> _INSTRUCTIONS FOR THE TASK_: Repeat the data word for word. Do not include the pictures.

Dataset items

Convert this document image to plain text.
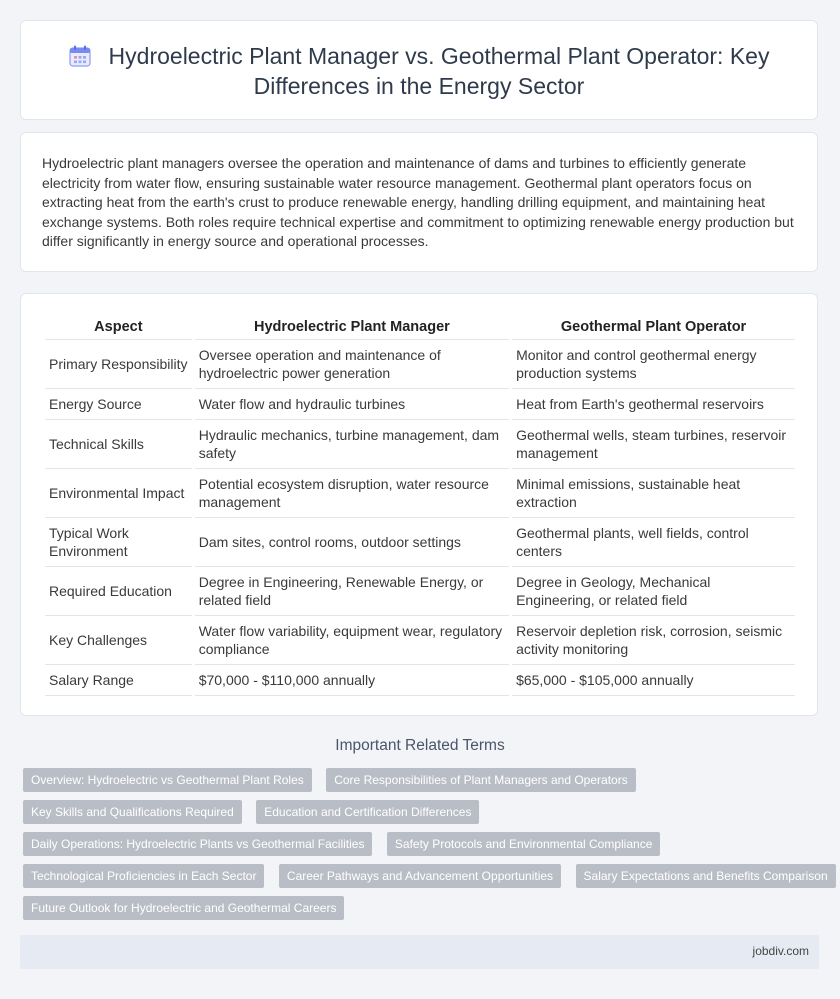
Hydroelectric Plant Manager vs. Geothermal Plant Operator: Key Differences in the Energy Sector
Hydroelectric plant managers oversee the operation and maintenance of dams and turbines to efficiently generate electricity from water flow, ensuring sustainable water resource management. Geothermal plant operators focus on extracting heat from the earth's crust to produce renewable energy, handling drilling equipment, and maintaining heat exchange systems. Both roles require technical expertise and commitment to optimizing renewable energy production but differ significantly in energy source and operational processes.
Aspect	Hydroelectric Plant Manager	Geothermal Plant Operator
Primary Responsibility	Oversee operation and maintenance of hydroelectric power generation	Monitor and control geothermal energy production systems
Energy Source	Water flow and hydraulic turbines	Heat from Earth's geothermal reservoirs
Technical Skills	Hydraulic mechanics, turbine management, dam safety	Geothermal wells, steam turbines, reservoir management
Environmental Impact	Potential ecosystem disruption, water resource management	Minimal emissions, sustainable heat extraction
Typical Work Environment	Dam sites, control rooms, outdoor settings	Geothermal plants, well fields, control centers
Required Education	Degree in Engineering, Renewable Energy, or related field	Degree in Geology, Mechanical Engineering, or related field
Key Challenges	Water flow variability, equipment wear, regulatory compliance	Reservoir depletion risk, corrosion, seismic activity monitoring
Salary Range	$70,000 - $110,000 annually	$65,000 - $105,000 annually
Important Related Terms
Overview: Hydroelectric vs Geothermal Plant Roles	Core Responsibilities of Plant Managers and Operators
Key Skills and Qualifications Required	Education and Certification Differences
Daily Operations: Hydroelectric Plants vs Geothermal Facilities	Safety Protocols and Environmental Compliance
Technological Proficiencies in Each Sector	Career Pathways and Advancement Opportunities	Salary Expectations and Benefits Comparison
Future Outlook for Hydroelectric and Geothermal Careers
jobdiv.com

> _REPLY_:
Convert this document image to plain text.
Hydroelectric Plant Manager vs. Geothermal Plant Operator: Key Differences in the Energy Sector
Hydroelectric plant managers oversee the operation and maintenance of dams and turbines to efficiently generate electricity from water flow, ensuring sustainable water resource management. Geothermal plant operators focus on extracting heat from the earth's crust to produce renewable energy, handling drilling equipment, and maintaining heat exchange systems. Both roles require technical expertise and commitment to optimizing renewable energy production but differ significantly in energy source and operational processes.
Aspect	Hydroelectric Plant Manager	Geothermal Plant Operator
Primary Responsibility	Oversee operation and maintenance of hydroelectric power generation	Monitor and control geothermal energy production systems
Energy Source	Water flow and hydraulic turbines	Heat from Earth's geothermal reservoirs
Technical Skills	Hydraulic mechanics, turbine management, dam safety	Geothermal wells, steam turbines, reservoir management
Environmental Impact	Potential ecosystem disruption, water resource management	Minimal emissions, sustainable heat extraction
Typical Work Environment	Dam sites, control rooms, outdoor settings	Geothermal plants, well fields, control centers
Required Education	Degree in Engineering, Renewable Energy, or related field	Degree in Geology, Mechanical Engineering, or related field
Key Challenges	Water flow variability, equipment wear, regulatory compliance	Reservoir depletion risk, corrosion, seismic activity monitoring
Salary Range	$70,000 - $110,000 annually	$65,000 - $105,000 annually
Important Related Terms
Overview: Hydroelectric vs Geothermal Plant Roles	Core Responsibilities of Plant Managers and Operators
Key Skills and Qualifications Required	Education and Certification Differences
Daily Operations: Hydroelectric Plants vs Geothermal Facilities	Safety Protocols and Environmental Compliance
Technological Proficiencies in Each Sector	Career Pathways and Advancement Opportunities	Salary Expectations and Benefits Comparison
Future Outlook for Hydroelectric and Geothermal Careers
jobdiv.com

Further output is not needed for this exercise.